= To be done =
Copy out lines with the word "name" from the material that follows.

= Stored rows =
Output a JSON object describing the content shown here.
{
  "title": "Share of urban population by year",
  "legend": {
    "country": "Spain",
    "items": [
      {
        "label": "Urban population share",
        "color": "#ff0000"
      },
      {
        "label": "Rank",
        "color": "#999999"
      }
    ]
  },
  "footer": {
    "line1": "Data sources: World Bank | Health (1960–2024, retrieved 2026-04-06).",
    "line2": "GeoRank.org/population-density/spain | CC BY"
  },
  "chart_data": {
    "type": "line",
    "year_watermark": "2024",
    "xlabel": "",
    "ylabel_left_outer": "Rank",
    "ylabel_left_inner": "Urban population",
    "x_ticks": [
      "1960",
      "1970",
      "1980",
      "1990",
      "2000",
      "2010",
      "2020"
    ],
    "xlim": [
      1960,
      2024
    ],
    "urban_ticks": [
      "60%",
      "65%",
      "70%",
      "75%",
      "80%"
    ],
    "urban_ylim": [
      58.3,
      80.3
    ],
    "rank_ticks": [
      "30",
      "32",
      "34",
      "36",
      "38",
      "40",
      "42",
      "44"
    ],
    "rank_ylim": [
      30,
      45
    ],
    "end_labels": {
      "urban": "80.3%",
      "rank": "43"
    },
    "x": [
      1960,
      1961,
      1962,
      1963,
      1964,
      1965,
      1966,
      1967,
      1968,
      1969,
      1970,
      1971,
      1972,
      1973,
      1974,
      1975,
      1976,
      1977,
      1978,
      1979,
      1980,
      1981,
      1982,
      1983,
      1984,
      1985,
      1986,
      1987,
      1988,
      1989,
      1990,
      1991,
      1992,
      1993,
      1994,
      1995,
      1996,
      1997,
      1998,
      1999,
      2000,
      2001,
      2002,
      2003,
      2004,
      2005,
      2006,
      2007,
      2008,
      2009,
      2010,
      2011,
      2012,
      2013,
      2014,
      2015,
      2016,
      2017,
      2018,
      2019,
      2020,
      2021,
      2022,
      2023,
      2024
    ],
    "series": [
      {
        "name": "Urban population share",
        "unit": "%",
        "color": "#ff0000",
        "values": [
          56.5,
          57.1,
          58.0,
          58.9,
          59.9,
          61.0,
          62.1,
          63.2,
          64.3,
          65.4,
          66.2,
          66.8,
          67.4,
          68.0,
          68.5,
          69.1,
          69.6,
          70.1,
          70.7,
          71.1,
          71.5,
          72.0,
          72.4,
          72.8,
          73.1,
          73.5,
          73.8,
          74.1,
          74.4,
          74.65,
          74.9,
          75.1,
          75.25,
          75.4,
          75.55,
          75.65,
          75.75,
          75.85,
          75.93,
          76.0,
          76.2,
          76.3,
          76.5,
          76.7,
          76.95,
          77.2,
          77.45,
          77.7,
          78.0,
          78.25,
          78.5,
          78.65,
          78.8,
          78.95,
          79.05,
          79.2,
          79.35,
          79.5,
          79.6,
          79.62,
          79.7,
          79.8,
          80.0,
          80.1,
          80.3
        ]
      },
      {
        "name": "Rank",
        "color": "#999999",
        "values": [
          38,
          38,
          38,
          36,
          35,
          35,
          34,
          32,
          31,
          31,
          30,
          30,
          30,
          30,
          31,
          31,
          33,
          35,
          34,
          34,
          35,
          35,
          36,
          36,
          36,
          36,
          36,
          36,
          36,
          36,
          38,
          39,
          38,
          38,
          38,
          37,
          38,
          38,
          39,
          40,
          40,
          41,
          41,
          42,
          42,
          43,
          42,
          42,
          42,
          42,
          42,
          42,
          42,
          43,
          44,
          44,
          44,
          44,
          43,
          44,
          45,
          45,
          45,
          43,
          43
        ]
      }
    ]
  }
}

= Written solution =
        "name": "Urban population share",
        "name": "Rank",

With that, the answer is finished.